What is expected: Return each entry exactly, with none missing.

Records for this exercise:
◇ ◇ ◇ ◇ ◇

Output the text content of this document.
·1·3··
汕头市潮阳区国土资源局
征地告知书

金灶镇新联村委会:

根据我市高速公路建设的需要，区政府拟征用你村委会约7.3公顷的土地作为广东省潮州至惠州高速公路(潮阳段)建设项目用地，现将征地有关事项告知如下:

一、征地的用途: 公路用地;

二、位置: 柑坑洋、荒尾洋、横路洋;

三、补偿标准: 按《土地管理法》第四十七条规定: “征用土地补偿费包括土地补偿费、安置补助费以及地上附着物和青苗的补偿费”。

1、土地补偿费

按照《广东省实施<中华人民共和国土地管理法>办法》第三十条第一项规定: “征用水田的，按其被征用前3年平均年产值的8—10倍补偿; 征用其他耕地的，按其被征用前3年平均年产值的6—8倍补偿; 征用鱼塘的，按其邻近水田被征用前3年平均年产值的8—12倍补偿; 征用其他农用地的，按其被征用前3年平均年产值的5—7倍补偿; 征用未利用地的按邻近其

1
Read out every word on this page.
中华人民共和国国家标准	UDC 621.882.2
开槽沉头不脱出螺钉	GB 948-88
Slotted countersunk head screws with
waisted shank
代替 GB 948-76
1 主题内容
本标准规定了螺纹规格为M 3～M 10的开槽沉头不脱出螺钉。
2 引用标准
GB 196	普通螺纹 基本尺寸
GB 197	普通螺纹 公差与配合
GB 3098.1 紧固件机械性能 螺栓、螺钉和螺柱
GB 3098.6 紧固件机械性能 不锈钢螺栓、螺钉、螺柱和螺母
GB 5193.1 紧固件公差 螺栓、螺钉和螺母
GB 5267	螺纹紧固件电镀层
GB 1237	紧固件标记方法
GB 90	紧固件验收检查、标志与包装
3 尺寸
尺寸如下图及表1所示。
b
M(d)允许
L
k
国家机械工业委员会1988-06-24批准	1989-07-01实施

◇ ◇ ◇ ◇ ◇

Reply to the task:
Output the text content of this document.
·1·3··
汕头市潮阳区国土资源局
征地告知书

金灶镇新联村委会:

根据我市高速公路建设的需要，区政府拟征用你村委会约7.3公顷的土地作为广东省潮州至惠州高速公路(潮阳段)建设项目用地，现将征地有关事项告知如下:

一、征地的用途: 公路用地;

二、位置: 柑坑洋、荒尾洋、横路洋;

三、补偿标准: 按《土地管理法》第四十七条规定: “征用土地补偿费包括土地补偿费、安置补助费以及地上附着物和青苗的补偿费”。

1、土地补偿费

按照《广东省实施<中华人民共和国土地管理法>办法》第三十条第一项规定: “征用水田的，按其被征用前3年平均年产值的8—10倍补偿; 征用其他耕地的，按其被征用前3年平均年产值的6—8倍补偿; 征用鱼塘的，按其邻近水田被征用前3年平均年产值的8—12倍补偿; 征用其他农用地的，按其被征用前3年平均年产值的5—7倍补偿; 征用未利用地的按邻近其

1
Read out every word on this page.
中华人民共和国国家标准	UDC 621.882.2
开槽沉头不脱出螺钉	GB 948-88
Slotted countersunk head screws with
waisted shank
代替 GB 948-76
1 主题内容
本标准规定了螺纹规格为M 3～M 10的开槽沉头不脱出螺钉。
2 引用标准
GB 196	普通螺纹 基本尺寸
GB 197	普通螺纹 公差与配合
GB 3098.1 紧固件机械性能 螺栓、螺钉和螺柱
GB 3098.6 紧固件机械性能 不锈钢螺栓、螺钉、螺柱和螺母
GB 5193.1 紧固件公差 螺栓、螺钉和螺母
GB 5267	螺纹紧固件电镀层
GB 1237	紧固件标记方法
GB 90	紧固件验收检查、标志与包装
3 尺寸
尺寸如下图及表1所示。
b
M(d)允许
L
k
国家机械工业委员会1988-06-24批准	1989-07-01实施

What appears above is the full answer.